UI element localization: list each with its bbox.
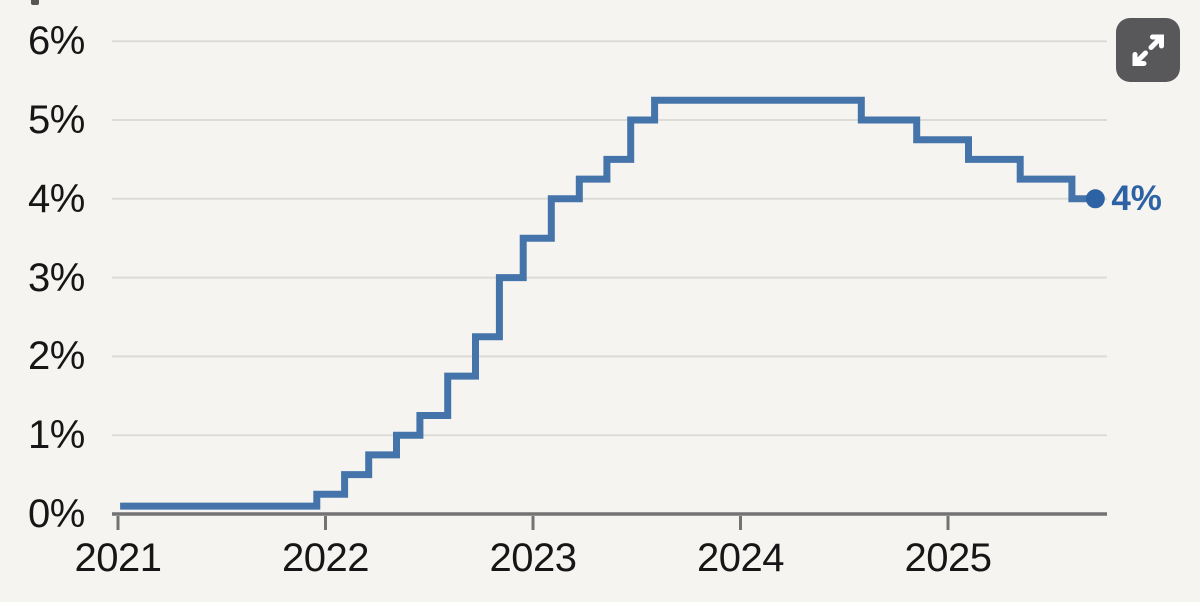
y-axis-label: 1%	[28, 413, 85, 458]
x-axis-label: 2023	[489, 536, 577, 580]
crop-artifact	[31, 0, 39, 5]
y-axis-label: 2%	[28, 334, 85, 379]
y-axis-label: 4%	[28, 176, 85, 221]
x-axis-label: 2022	[282, 536, 369, 580]
x-axis-label: 2025	[904, 536, 992, 580]
x-axis-label: 2024	[697, 536, 784, 580]
x-axis-ticks	[116, 516, 950, 530]
x-axis-label: 2021	[74, 536, 162, 580]
y-axis-label: 3%	[28, 255, 85, 300]
rate-step-line	[120, 96, 1096, 510]
gridlines	[112, 40, 1107, 437]
y-axis-label: 5%	[28, 98, 85, 142]
latest-value-dot	[1085, 189, 1105, 209]
end-value-label: 4%	[1111, 178, 1162, 218]
y-axis-label: 0%	[28, 492, 85, 536]
y-axis-label: 6%	[28, 19, 85, 64]
expand-diagonal-icon	[1132, 34, 1164, 66]
expand-button[interactable]	[1116, 18, 1180, 82]
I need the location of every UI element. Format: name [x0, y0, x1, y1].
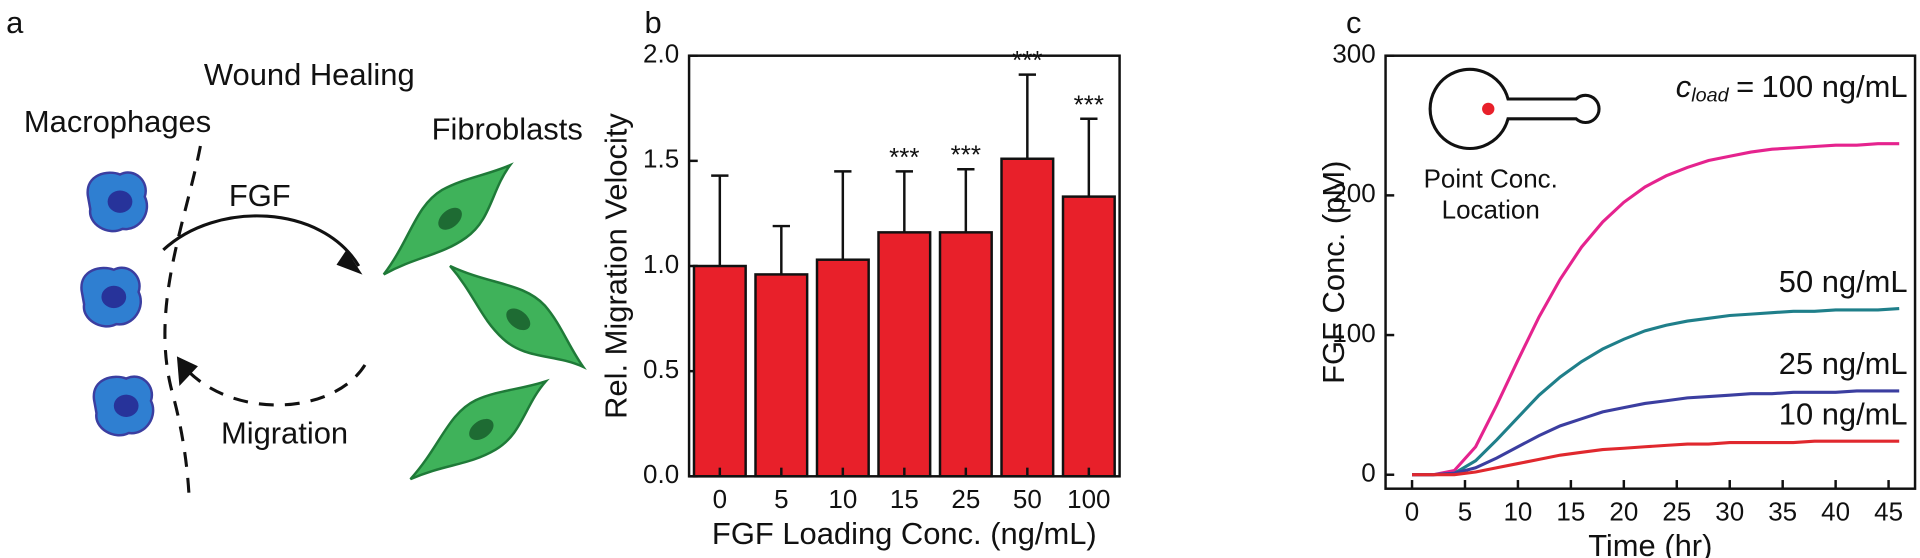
- y-axis-title: Rel. Migration Velocity: [599, 113, 634, 419]
- x-tick-label: 25: [951, 484, 980, 514]
- bar: [692, 264, 747, 478]
- x-tick-label: 20: [1609, 496, 1638, 526]
- bar: [938, 231, 993, 478]
- y-tick-label: 0: [1361, 458, 1375, 488]
- inset-geometry: [1428, 67, 1601, 151]
- panel-label: a: [6, 5, 24, 40]
- macrophage: [80, 266, 142, 328]
- diagram: a Wound Healing Macrophages Fibroblasts …: [6, 5, 587, 502]
- fibroblast: [409, 378, 550, 481]
- bar: [815, 258, 870, 478]
- series-label: 10 ng/mL: [1779, 397, 1908, 432]
- x-tick-label: 25: [1662, 496, 1691, 526]
- series-line: [1412, 307, 1900, 477]
- migration-arrow: [184, 364, 367, 407]
- diagram-title: Wound Healing: [204, 57, 415, 92]
- legend-label: 10 ng/mL: [1779, 397, 1908, 432]
- x-tick-label: 100: [1067, 484, 1110, 514]
- plot-frame: [1384, 54, 1917, 490]
- fibroblast: [449, 264, 587, 370]
- fibroblasts-label: Fibroblasts: [432, 111, 583, 146]
- x-tick-label: 35: [1768, 496, 1797, 526]
- x-tick-label: 30: [1715, 496, 1744, 526]
- x-tick-label: 10: [828, 484, 857, 514]
- series-line: [1412, 142, 1900, 477]
- x-tick-label: 0: [1405, 496, 1419, 526]
- y-tick-label: 1.0: [643, 249, 679, 279]
- series-line: [1412, 389, 1900, 477]
- fgf-arrow: [162, 214, 361, 267]
- label-sub: load: [1691, 85, 1729, 107]
- significance: ***: [1074, 89, 1104, 119]
- x-tick-label: 5: [1458, 496, 1472, 526]
- y-tick-label: 1.5: [643, 144, 679, 174]
- panel-label: b: [645, 5, 662, 40]
- bar: [754, 273, 809, 478]
- series-label: 50 ng/mL: [1779, 264, 1908, 299]
- series-line: [1412, 439, 1900, 477]
- y-tick-label: 200: [1332, 178, 1375, 208]
- x-tick-label: 10: [1503, 496, 1532, 526]
- macrophage: [86, 171, 149, 233]
- bar: [1000, 157, 1055, 478]
- bar: [1061, 195, 1116, 478]
- x-axis-title: FGF Loading Conc. (ng/mL): [712, 516, 1097, 551]
- y-tick-label: 300: [1332, 39, 1375, 69]
- x-tick-label: 15: [1556, 496, 1585, 526]
- macrophages-label: Macrophages: [24, 104, 211, 139]
- x-tick-label: 0: [713, 484, 727, 514]
- y-tick-label: 0.5: [643, 354, 679, 384]
- legend-label: 100 ng/mL: [1762, 69, 1908, 104]
- x-tick-label: 40: [1821, 496, 1850, 526]
- significance: ***: [951, 140, 981, 170]
- x-tick-label: 50: [1013, 484, 1042, 514]
- fibroblast: [382, 162, 514, 276]
- bar: [877, 231, 932, 478]
- arrowhead: [336, 249, 363, 275]
- legend-label: 50 ng/mL: [1779, 264, 1908, 299]
- inset-label: Point Conc.: [1424, 164, 1558, 194]
- y-tick-label: 2.0: [643, 39, 679, 69]
- x-axis-title: Time (hr): [1588, 528, 1712, 558]
- y-tick-label: 0.0: [643, 459, 679, 489]
- divider: [163, 145, 202, 502]
- y-axis-title: FGF Conc. (pM): [1316, 161, 1351, 384]
- x-tick-label: 45: [1874, 496, 1903, 526]
- plot-frame: [687, 54, 1121, 478]
- series-label: cload = 100 ng/mL: [1676, 69, 1908, 106]
- x-tick-label: 5: [774, 484, 788, 514]
- panel-label: c: [1346, 5, 1361, 40]
- legend-label: 25 ng/mL: [1779, 346, 1908, 381]
- macrophage: [92, 375, 155, 437]
- label-op: =: [1736, 69, 1754, 104]
- x-tick-label: 15: [890, 484, 919, 514]
- significance: ***: [889, 142, 919, 172]
- y-tick-label: 100: [1332, 318, 1375, 348]
- fgf-label: FGF: [229, 178, 291, 213]
- migration-label: Migration: [221, 416, 348, 451]
- series-label: 25 ng/mL: [1779, 346, 1908, 381]
- significance: ***: [1012, 45, 1042, 75]
- arrowhead: [176, 356, 198, 387]
- label-var: c: [1676, 69, 1692, 104]
- inset-label: Location: [1442, 194, 1540, 224]
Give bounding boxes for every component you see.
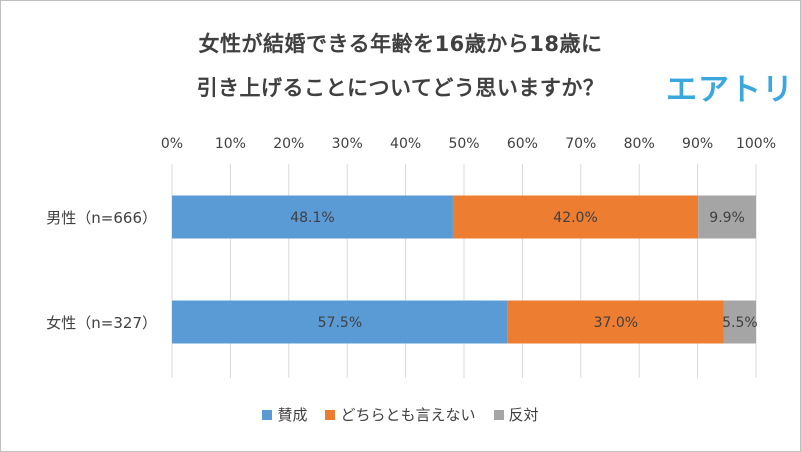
bar-0-series-0 bbox=[172, 195, 453, 239]
legend-label-0: 賛成 bbox=[277, 406, 308, 424]
legend-item-1: どちらとも言えない bbox=[325, 404, 476, 425]
legend-swatch-2 bbox=[493, 409, 504, 420]
data-label-0-series-0: 48.1% bbox=[290, 210, 334, 226]
airtrip-logo: エアトリ bbox=[666, 72, 794, 108]
x-tick-label-60: 60% bbox=[507, 136, 538, 152]
category-label-1: 女性（n=327） bbox=[46, 314, 157, 332]
chart-title-line-1: 女性が結婚できる年齢を16歳から18歳に bbox=[198, 32, 603, 56]
x-tick-label-100: 100% bbox=[736, 136, 776, 152]
x-tick-label-30: 30% bbox=[332, 136, 363, 152]
bar-1-series-0 bbox=[172, 300, 508, 344]
legend-swatch-1 bbox=[325, 409, 336, 420]
data-label-1-series-0: 57.5% bbox=[318, 315, 362, 331]
data-labels: 48.1% 42.0% 9.9% 57.5% 37.0% 5.5% bbox=[290, 210, 758, 331]
legend-item-0: 賛成 bbox=[262, 404, 307, 425]
data-label-1-series-2: 5.5% bbox=[722, 315, 758, 331]
category-labels: 男性（n=666） 女性（n=327） bbox=[46, 209, 157, 332]
x-tick-label-80: 80% bbox=[624, 136, 655, 152]
legend-item-2: 反対 bbox=[493, 404, 539, 425]
legend-swatch-0 bbox=[262, 409, 273, 420]
bar-0-series-1 bbox=[452, 195, 699, 239]
x-tick-label-90: 90% bbox=[682, 136, 713, 152]
x-tick-label-20: 20% bbox=[273, 136, 304, 152]
legend-label-1: どちらとも言えない bbox=[340, 406, 476, 424]
data-label-1-series-1: 37.0% bbox=[594, 315, 638, 331]
x-axis-ticks: 0% 10% 20% 30% 40% 50% 60% 70% 80% 90% 100% bbox=[161, 136, 776, 152]
bars bbox=[172, 195, 756, 344]
bar-1-series-2 bbox=[723, 300, 756, 344]
bar-1-series-1 bbox=[507, 300, 724, 344]
legend-label-2: 反対 bbox=[508, 406, 539, 424]
x-tick-label-50: 50% bbox=[448, 136, 479, 152]
chart-title-line-2: 引き上げることについてどう思いますか？ bbox=[196, 76, 605, 100]
data-label-0-series-1: 42.0% bbox=[553, 210, 597, 226]
x-tick-label-10: 10% bbox=[215, 136, 246, 152]
x-tick-label-70: 70% bbox=[565, 136, 596, 152]
data-label-0-series-2: 9.9% bbox=[709, 210, 745, 226]
x-tick-label-40: 40% bbox=[390, 136, 421, 152]
x-tick-label-0: 0% bbox=[161, 136, 183, 152]
chart-legend: 賛成 どちらとも言えない 反対 bbox=[0, 404, 801, 425]
bar-0-series-2 bbox=[698, 195, 756, 239]
category-label-0: 男性（n=666） bbox=[46, 209, 157, 227]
+-------+
→ Description of the task
Reproduce verbatim the lines of the data above that lie between the line containing "bar-0-series-0 bbox=[172, 195, 453, 239]" and the line containing "data-labels: 48.1% 42.0%", inclusive.

→ Answer to this problem
bar-0-series-0 bbox=[172, 195, 453, 239]
legend-label-0: 賛成 bbox=[277, 406, 308, 424]
legend-item-1: どちらとも言えない bbox=[325, 404, 476, 425]
legend-swatch-2 bbox=[493, 409, 504, 420]
data-label-0-series-0: 48.1% bbox=[290, 210, 334, 226]
airtrip-logo: エアトリ bbox=[666, 72, 794, 108]
x-tick-label-60: 60% bbox=[507, 136, 538, 152]
category-label-1: 女性（n=327） bbox=[46, 314, 157, 332]
chart-title-line-1: 女性が結婚できる年齢を16歳から18歳に bbox=[198, 32, 603, 56]
x-tick-label-100: 100% bbox=[736, 136, 776, 152]
x-tick-label-30: 30% bbox=[332, 136, 363, 152]
bar-1-series-0 bbox=[172, 300, 508, 344]
legend-swatch-1 bbox=[325, 409, 336, 420]
data-label-1-series-0: 57.5% bbox=[318, 315, 362, 331]
data-labels: 48.1% 42.0% 9.9% 57.5% 37.0% 5.5% bbox=[290, 210, 758, 331]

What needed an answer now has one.